> **Objective**: Print the entries below in their entirety, exactly as they are written.
%%
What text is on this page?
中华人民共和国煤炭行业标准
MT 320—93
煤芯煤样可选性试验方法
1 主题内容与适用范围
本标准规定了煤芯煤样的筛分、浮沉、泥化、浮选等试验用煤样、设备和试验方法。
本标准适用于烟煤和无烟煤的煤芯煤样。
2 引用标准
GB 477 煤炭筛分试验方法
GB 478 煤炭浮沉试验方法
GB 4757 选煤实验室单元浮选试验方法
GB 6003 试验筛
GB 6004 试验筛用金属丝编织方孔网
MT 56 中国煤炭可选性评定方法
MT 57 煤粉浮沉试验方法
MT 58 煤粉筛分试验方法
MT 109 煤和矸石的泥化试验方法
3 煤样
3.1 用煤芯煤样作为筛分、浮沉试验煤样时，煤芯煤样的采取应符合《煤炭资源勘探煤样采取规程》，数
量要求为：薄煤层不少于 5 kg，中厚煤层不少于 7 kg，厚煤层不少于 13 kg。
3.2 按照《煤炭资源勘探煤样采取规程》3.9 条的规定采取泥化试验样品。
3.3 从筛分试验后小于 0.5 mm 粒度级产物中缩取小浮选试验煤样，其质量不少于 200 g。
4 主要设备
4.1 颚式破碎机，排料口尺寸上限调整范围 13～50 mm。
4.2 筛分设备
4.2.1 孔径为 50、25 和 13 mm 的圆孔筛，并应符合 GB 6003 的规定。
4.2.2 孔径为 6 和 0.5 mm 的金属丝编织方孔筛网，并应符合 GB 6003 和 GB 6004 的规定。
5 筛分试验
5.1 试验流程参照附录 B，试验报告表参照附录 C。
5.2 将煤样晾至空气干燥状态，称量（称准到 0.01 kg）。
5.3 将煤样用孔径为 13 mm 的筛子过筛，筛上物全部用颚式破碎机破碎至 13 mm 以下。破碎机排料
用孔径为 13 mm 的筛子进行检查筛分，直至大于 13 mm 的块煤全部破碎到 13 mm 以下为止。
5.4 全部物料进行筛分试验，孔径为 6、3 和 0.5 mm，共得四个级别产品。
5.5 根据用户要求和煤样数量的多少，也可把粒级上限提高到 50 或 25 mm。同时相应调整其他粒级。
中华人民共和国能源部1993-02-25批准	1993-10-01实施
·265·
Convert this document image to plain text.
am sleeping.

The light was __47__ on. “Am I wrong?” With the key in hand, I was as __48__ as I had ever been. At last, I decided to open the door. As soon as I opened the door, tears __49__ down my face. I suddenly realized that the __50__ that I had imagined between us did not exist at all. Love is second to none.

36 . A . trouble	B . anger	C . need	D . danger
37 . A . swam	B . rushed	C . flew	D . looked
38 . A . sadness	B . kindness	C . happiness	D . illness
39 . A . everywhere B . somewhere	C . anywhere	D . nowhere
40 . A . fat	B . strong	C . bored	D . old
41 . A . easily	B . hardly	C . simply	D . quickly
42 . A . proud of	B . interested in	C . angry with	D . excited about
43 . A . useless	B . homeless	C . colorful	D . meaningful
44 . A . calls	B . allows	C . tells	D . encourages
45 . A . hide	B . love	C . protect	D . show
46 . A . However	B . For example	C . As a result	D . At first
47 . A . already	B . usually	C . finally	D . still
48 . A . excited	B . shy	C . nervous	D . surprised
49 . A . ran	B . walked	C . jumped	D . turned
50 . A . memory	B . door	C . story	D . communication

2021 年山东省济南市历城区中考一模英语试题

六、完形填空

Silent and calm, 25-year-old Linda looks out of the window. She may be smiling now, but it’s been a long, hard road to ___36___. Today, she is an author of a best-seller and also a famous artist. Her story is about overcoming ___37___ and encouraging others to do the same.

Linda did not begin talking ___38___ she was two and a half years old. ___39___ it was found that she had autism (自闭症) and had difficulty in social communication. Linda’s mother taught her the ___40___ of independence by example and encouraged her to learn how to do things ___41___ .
%%
> **Task result**:
What text is on this page?
中华人民共和国煤炭行业标准
MT 320—93
煤芯煤样可选性试验方法
1 主题内容与适用范围
本标准规定了煤芯煤样的筛分、浮沉、泥化、浮选等试验用煤样、设备和试验方法。
本标准适用于烟煤和无烟煤的煤芯煤样。
2 引用标准
GB 477 煤炭筛分试验方法
GB 478 煤炭浮沉试验方法
GB 4757 选煤实验室单元浮选试验方法
GB 6003 试验筛
GB 6004 试验筛用金属丝编织方孔网
MT 56 中国煤炭可选性评定方法
MT 57 煤粉浮沉试验方法
MT 58 煤粉筛分试验方法
MT 109 煤和矸石的泥化试验方法
3 煤样
3.1 用煤芯煤样作为筛分、浮沉试验煤样时，煤芯煤样的采取应符合《煤炭资源勘探煤样采取规程》，数
量要求为：薄煤层不少于 5 kg，中厚煤层不少于 7 kg，厚煤层不少于 13 kg。
3.2 按照《煤炭资源勘探煤样采取规程》3.9 条的规定采取泥化试验样品。
3.3 从筛分试验后小于 0.5 mm 粒度级产物中缩取小浮选试验煤样，其质量不少于 200 g。
4 主要设备
4.1 颚式破碎机，排料口尺寸上限调整范围 13～50 mm。
4.2 筛分设备
4.2.1 孔径为 50、25 和 13 mm 的圆孔筛，并应符合 GB 6003 的规定。
4.2.2 孔径为 6 和 0.5 mm 的金属丝编织方孔筛网，并应符合 GB 6003 和 GB 6004 的规定。
5 筛分试验
5.1 试验流程参照附录 B，试验报告表参照附录 C。
5.2 将煤样晾至空气干燥状态，称量（称准到 0.01 kg）。
5.3 将煤样用孔径为 13 mm 的筛子过筛，筛上物全部用颚式破碎机破碎至 13 mm 以下。破碎机排料
用孔径为 13 mm 的筛子进行检查筛分，直至大于 13 mm 的块煤全部破碎到 13 mm 以下为止。
5.4 全部物料进行筛分试验，孔径为 6、3 和 0.5 mm，共得四个级别产品。
5.5 根据用户要求和煤样数量的多少，也可把粒级上限提高到 50 或 25 mm。同时相应调整其他粒级。
中华人民共和国能源部1993-02-25批准	1993-10-01实施
·265·
Convert this document image to plain text.
am sleeping.

The light was __47__ on. “Am I wrong?” With the key in hand, I was as __48__ as I had ever been. At last, I decided to open the door. As soon as I opened the door, tears __49__ down my face. I suddenly realized that the __50__ that I had imagined between us did not exist at all. Love is second to none.

36 . A . trouble	B . anger	C . need	D . danger
37 . A . swam	B . rushed	C . flew	D . looked
38 . A . sadness	B . kindness	C . happiness	D . illness
39 . A . everywhere B . somewhere	C . anywhere	D . nowhere
40 . A . fat	B . strong	C . bored	D . old
41 . A . easily	B . hardly	C . simply	D . quickly
42 . A . proud of	B . interested in	C . angry with	D . excited about
43 . A . useless	B . homeless	C . colorful	D . meaningful
44 . A . calls	B . allows	C . tells	D . encourages
45 . A . hide	B . love	C . protect	D . show
46 . A . However	B . For example	C . As a result	D . At first
47 . A . already	B . usually	C . finally	D . still
48 . A . excited	B . shy	C . nervous	D . surprised
49 . A . ran	B . walked	C . jumped	D . turned
50 . A . memory	B . door	C . story	D . communication

2021 年山东省济南市历城区中考一模英语试题

六、完形填空

Silent and calm, 25-year-old Linda looks out of the window. She may be smiling now, but it’s been a long, hard road to ___36___. Today, she is an author of a best-seller and also a famous artist. Her story is about overcoming ___37___ and encouraging others to do the same.

Linda did not begin talking ___38___ she was two and a half years old. ___39___ it was found that she had autism (自闭症) and had difficulty in social communication. Linda’s mother taught her the ___40___ of independence by example and encouraged her to learn how to do things ___41___ .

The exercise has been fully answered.